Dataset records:
==========

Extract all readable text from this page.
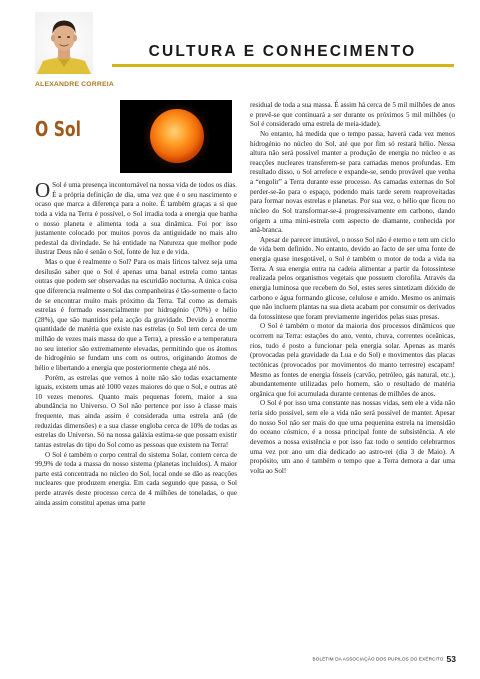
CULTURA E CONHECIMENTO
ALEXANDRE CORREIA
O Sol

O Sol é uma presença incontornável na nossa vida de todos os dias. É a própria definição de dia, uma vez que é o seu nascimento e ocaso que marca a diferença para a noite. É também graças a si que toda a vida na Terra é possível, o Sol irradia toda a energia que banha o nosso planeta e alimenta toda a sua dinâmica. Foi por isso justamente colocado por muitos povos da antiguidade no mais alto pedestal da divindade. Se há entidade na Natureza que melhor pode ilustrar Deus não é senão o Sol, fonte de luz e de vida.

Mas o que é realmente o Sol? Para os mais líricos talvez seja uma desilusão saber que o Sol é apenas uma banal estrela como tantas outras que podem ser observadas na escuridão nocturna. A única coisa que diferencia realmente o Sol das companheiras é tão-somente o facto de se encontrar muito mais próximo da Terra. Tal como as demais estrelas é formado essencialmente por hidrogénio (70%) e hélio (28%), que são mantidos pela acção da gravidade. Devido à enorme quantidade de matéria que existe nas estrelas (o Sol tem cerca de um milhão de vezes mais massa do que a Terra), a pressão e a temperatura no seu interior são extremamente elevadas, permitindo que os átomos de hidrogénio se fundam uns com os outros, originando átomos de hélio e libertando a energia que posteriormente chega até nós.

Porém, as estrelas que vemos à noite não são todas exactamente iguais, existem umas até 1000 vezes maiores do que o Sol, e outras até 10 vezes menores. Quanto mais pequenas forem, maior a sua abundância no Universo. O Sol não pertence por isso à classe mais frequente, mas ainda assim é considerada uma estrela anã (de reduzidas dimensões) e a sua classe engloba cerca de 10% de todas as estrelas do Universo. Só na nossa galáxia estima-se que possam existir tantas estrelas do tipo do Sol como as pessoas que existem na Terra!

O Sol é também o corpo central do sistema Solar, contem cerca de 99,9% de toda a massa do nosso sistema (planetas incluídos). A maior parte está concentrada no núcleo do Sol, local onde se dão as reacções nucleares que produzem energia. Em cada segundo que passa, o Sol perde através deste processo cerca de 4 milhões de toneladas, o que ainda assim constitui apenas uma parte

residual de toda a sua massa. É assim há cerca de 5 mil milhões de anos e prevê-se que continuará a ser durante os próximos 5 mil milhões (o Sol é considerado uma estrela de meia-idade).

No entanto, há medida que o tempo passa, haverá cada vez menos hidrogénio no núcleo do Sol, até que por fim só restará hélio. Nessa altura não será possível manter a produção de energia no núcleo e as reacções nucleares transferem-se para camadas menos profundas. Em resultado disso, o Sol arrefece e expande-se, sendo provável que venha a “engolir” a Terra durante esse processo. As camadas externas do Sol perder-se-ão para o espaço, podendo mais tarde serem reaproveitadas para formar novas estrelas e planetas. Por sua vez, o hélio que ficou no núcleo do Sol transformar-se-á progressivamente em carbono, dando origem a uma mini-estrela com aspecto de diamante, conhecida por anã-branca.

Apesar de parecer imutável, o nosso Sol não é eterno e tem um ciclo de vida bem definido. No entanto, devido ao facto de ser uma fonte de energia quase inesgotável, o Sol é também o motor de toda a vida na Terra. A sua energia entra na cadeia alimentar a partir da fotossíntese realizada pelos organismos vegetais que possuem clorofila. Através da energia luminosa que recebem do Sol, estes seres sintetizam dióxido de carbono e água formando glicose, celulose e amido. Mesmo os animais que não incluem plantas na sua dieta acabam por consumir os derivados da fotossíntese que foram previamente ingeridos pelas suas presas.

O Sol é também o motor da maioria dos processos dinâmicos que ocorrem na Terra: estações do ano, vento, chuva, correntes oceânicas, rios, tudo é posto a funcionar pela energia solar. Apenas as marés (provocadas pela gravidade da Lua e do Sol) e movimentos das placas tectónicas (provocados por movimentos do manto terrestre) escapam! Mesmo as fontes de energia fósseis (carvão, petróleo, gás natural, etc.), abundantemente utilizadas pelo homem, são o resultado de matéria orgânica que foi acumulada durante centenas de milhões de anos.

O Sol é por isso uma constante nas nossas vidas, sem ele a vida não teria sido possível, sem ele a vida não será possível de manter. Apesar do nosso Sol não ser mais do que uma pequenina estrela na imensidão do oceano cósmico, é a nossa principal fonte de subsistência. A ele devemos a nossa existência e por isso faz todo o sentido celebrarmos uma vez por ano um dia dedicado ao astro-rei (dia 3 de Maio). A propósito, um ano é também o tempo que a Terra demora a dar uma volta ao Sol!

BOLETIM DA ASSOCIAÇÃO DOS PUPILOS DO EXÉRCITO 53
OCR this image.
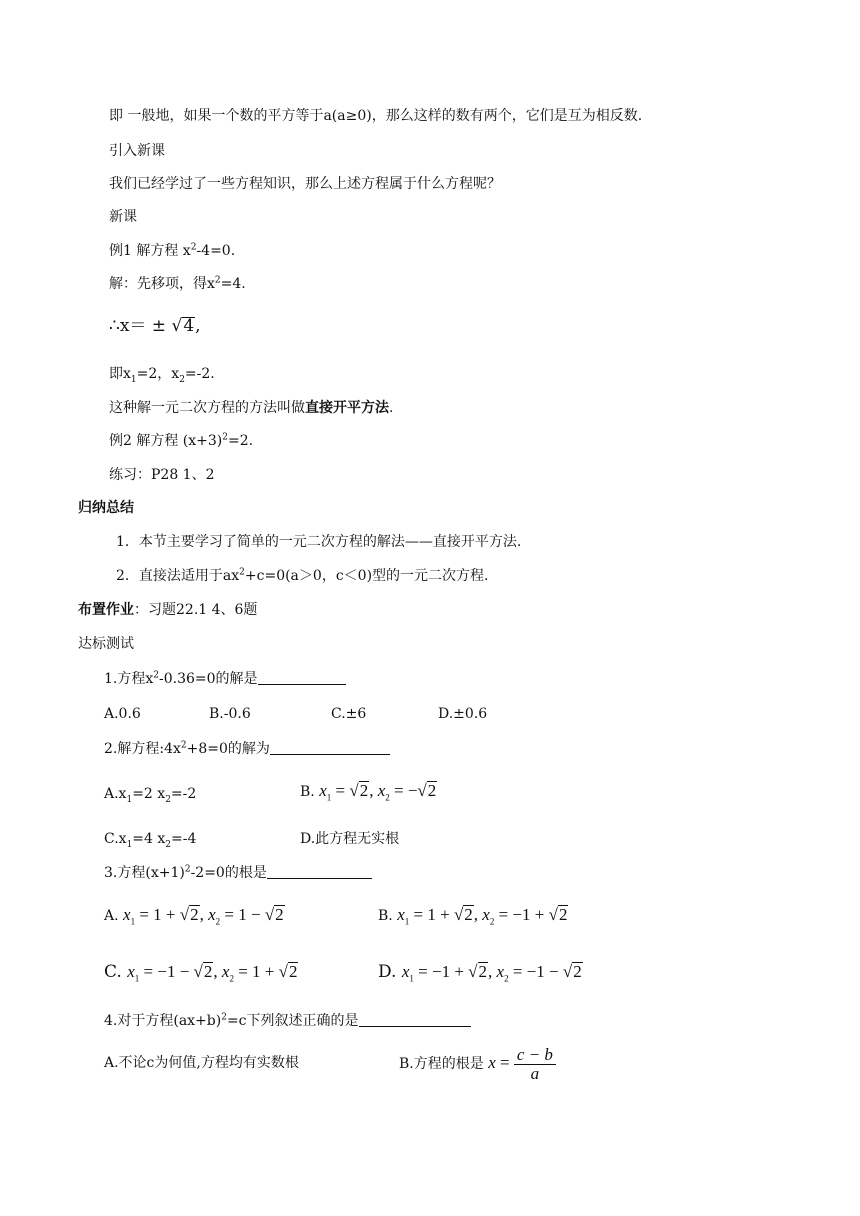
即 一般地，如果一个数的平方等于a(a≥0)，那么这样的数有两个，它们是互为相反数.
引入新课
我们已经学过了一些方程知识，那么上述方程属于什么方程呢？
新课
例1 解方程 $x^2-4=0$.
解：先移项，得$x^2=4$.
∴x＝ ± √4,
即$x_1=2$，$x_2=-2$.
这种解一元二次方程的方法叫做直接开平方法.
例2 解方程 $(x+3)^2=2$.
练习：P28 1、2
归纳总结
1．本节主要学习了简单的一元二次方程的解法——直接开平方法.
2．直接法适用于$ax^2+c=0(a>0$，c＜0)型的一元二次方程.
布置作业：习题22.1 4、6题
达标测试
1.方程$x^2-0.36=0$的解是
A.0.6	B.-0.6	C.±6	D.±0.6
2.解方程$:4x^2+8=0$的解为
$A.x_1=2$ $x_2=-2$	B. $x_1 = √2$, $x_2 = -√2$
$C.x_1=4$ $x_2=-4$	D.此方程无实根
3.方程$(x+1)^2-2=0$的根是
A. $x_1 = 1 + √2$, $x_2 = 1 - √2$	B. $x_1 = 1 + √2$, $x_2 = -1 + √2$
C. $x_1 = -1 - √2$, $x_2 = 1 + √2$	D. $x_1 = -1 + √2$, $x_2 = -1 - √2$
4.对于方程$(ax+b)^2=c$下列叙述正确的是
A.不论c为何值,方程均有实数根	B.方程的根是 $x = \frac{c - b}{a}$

==========

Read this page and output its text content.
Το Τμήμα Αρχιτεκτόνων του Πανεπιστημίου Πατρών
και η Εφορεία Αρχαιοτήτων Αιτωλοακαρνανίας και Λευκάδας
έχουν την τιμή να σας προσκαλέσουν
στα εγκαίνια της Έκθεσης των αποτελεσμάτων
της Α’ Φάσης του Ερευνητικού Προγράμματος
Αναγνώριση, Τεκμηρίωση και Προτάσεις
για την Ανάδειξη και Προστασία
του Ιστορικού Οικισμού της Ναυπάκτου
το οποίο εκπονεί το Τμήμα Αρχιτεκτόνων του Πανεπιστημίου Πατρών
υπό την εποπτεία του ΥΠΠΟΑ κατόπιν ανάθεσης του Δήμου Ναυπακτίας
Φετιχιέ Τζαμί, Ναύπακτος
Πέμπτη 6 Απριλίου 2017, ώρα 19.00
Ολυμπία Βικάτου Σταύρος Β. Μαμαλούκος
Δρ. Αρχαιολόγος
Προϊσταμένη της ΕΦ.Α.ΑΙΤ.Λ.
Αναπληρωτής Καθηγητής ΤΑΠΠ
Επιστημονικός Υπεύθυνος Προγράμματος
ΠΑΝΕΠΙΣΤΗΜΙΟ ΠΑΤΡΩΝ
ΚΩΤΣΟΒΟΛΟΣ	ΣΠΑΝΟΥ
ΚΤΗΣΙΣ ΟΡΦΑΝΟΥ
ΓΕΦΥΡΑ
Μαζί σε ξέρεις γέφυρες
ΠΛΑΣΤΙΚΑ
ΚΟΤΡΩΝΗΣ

==========

Task description:
Using the material above, report each line where "this" occurs.

Exercise output:
Extract all readable text from this page.
OCR this image.
Read this page and output its text content.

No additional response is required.